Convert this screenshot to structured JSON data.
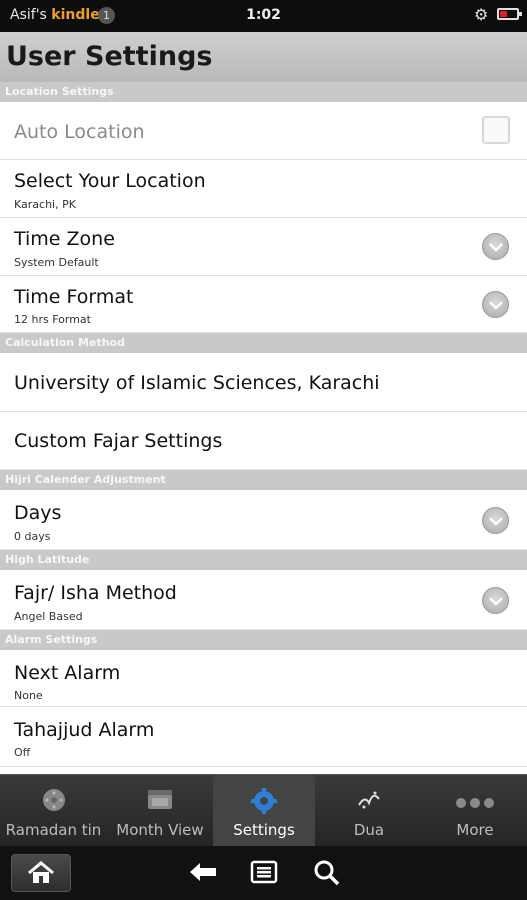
{
  "status_bar": {
    "owner": "Asif's",
    "device": "kindle",
    "badge": "1",
    "time": "1:02"
  },
  "header": {
    "title": "User Settings"
  },
  "sections": {
    "location": {
      "header": "Location Settings",
      "auto_location": {
        "label": "Auto Location",
        "checked": false
      },
      "select_location": {
        "label": "Select Your Location",
        "value": "Karachi, PK"
      },
      "time_zone": {
        "label": "Time Zone",
        "value": "System Default"
      },
      "time_format": {
        "label": "Time Format",
        "value": "12 hrs Format"
      }
    },
    "calculation": {
      "header": "Calculation Method",
      "method": {
        "label": "University of Islamic Sciences, Karachi"
      },
      "custom_fajar": {
        "label": "Custom Fajar Settings"
      }
    },
    "hijri": {
      "header": "Hijri Calender Adjustment",
      "days": {
        "label": "Days",
        "value": "0 days"
      }
    },
    "high_latitude": {
      "header": "High Latitude",
      "method": {
        "label": "Fajr/ Isha Method",
        "value": "Angel Based"
      }
    },
    "alarm": {
      "header": "Alarm Settings",
      "next_alarm": {
        "label": "Next Alarm",
        "value": "None"
      },
      "tahajjud": {
        "label": "Tahajjud Alarm",
        "value": "Off"
      }
    }
  },
  "tabs": [
    {
      "label": "Ramadan tin",
      "icon": "ramadan-icon"
    },
    {
      "label": "Month View",
      "icon": "calendar-icon"
    },
    {
      "label": "Settings",
      "icon": "settings-icon",
      "active": true
    },
    {
      "label": "Dua",
      "icon": "quran-icon"
    },
    {
      "label": "More",
      "icon": "more-icon"
    }
  ],
  "nav": {
    "icons": [
      "home-icon",
      "back-icon",
      "menu-icon",
      "search-icon"
    ]
  },
  "colors": {
    "kindle_orange": "#f0a020",
    "battery_red": "#e02020",
    "section_gray": "#c9c9c9"
  }
}
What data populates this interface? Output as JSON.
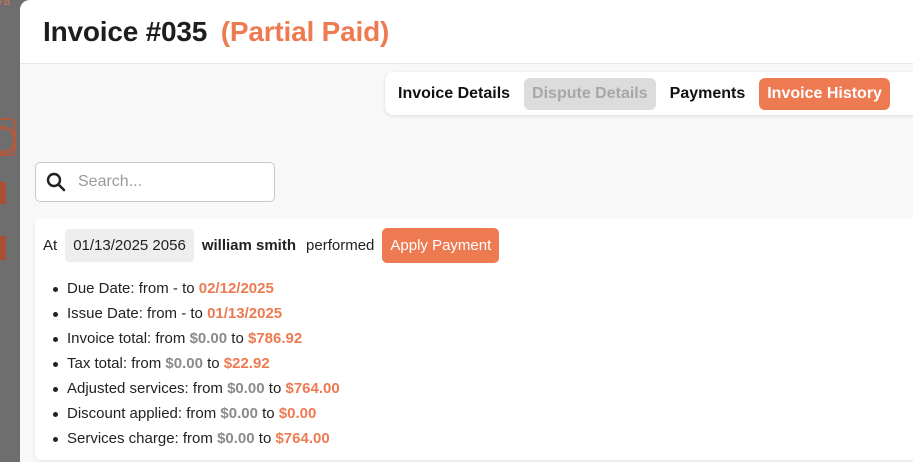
{
  "backdrop": {
    "fragment_text": "va"
  },
  "modal": {
    "title": "Invoice #035",
    "status": "(Partial Paid)"
  },
  "tabs": [
    {
      "label": "Invoice Details",
      "state": "normal"
    },
    {
      "label": "Dispute Details",
      "state": "disabled"
    },
    {
      "label": "Payments",
      "state": "normal"
    },
    {
      "label": "Invoice History",
      "state": "active"
    }
  ],
  "search": {
    "placeholder": "Search...",
    "value": "",
    "icon": "search-icon"
  },
  "history": {
    "entry": {
      "prefix": "At",
      "timestamp": "01/13/2025 2056",
      "user": "william smith",
      "verb": "performed",
      "action": "Apply Payment"
    },
    "changes": [
      {
        "field": "Due Date:",
        "from_word": "from",
        "from": "-",
        "to_word": "to",
        "to": "02/12/2025"
      },
      {
        "field": "Issue Date:",
        "from_word": "from",
        "from": "-",
        "to_word": "to",
        "to": "01/13/2025"
      },
      {
        "field": "Invoice total:",
        "from_word": "from",
        "from": "$0.00",
        "to_word": "to",
        "to": "$786.92"
      },
      {
        "field": "Tax total:",
        "from_word": "from",
        "from": "$0.00",
        "to_word": "to",
        "to": "$22.92"
      },
      {
        "field": "Adjusted services:",
        "from_word": "from",
        "from": "$0.00",
        "to_word": "to",
        "to": "$764.00"
      },
      {
        "field": "Discount applied:",
        "from_word": "from",
        "from": "$0.00",
        "to_word": "to",
        "to": "$0.00"
      },
      {
        "field": "Services charge:",
        "from_word": "from",
        "from": "$0.00",
        "to_word": "to",
        "to": "$764.00"
      }
    ]
  },
  "colors": {
    "accent": "#ee7a52",
    "muted": "#8a8a8a",
    "text": "#222222"
  }
}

____________

Copy the records exactly. Skip the pictures.

Convert this screenshot to structured JSON data.
{
  "status_bar": {
    "owner": "Asif's",
    "device": "kindle",
    "badge": "1",
    "time": "1:02"
  },
  "header": {
    "title": "User Settings"
  },
  "sections": {
    "location": {
      "header": "Location Settings",
      "auto_location": {
        "label": "Auto Location",
        "checked": false
      },
      "select_location": {
        "label": "Select Your Location",
        "value": "Karachi, PK"
      },
      "time_zone": {
        "label": "Time Zone",
        "value": "System Default"
      },
      "time_format": {
        "label": "Time Format",
        "value": "12 hrs Format"
      }
    },
    "calculation": {
      "header": "Calculation Method",
      "method": {
        "label": "University of Islamic Sciences, Karachi"
      },
      "custom_fajar": {
        "label": "Custom Fajar Settings"
      }
    },
    "hijri": {
      "header": "Hijri Calender Adjustment",
      "days": {
        "label": "Days",
        "value": "0 days"
      }
    },
    "high_latitude": {
      "header": "High Latitude",
      "method": {
        "label": "Fajr/ Isha Method",
        "value": "Angel Based"
      }
    },
    "alarm": {
      "header": "Alarm Settings",
      "next_alarm": {
        "label": "Next Alarm",
        "value": "None"
      },
      "tahajjud": {
        "label": "Tahajjud Alarm",
        "value": "Off"
      }
    }
  },
  "tabs": [
    {
      "label": "Ramadan tin",
      "icon": "ramadan-icon"
    },
    {
      "label": "Month View",
      "icon": "calendar-icon"
    },
    {
      "label": "Settings",
      "icon": "settings-icon",
      "active": true
    },
    {
      "label": "Dua",
      "icon": "quran-icon"
    },
    {
      "label": "More",
      "icon": "more-icon"
    }
  ],
  "nav": {
    "icons": [
      "home-icon",
      "back-icon",
      "menu-icon",
      "search-icon"
    ]
  },
  "colors": {
    "kindle_orange": "#f0a020",
    "battery_red": "#e02020",
    "section_gray": "#c9c9c9"
  }
}
What data populates this interface? Output as JSON.
{
  "backdrop": {
    "fragment_text": "va"
  },
  "modal": {
    "title": "Invoice #035",
    "status": "(Partial Paid)"
  },
  "tabs": [
    {
      "label": "Invoice Details",
      "state": "normal"
    },
    {
      "label": "Dispute Details",
      "state": "disabled"
    },
    {
      "label": "Payments",
      "state": "normal"
    },
    {
      "label": "Invoice History",
      "state": "active"
    }
  ],
  "search": {
    "placeholder": "Search...",
    "value": "",
    "icon": "search-icon"
  },
  "history": {
    "entry": {
      "prefix": "At",
      "timestamp": "01/13/2025 2056",
      "user": "william smith",
      "verb": "performed",
      "action": "Apply Payment"
    },
    "changes": [
      {
        "field": "Due Date:",
        "from_word": "from",
        "from": "-",
        "to_word": "to",
        "to": "02/12/2025"
      },
      {
        "field": "Issue Date:",
        "from_word": "from",
        "from": "-",
        "to_word": "to",
        "to": "01/13/2025"
      },
      {
        "field": "Invoice total:",
        "from_word": "from",
        "from": "$0.00",
        "to_word": "to",
        "to": "$786.92"
      },
      {
        "field": "Tax total:",
        "from_word": "from",
        "from": "$0.00",
        "to_word": "to",
        "to": "$22.92"
      },
      {
        "field": "Adjusted services:",
        "from_word": "from",
        "from": "$0.00",
        "to_word": "to",
        "to": "$764.00"
      },
      {
        "field": "Discount applied:",
        "from_word": "from",
        "from": "$0.00",
        "to_word": "to",
        "to": "$0.00"
      },
      {
        "field": "Services charge:",
        "from_word": "from",
        "from": "$0.00",
        "to_word": "to",
        "to": "$764.00"
      }
    ]
  },
  "colors": {
    "accent": "#ee7a52",
    "muted": "#8a8a8a",
    "text": "#222222"
  }
}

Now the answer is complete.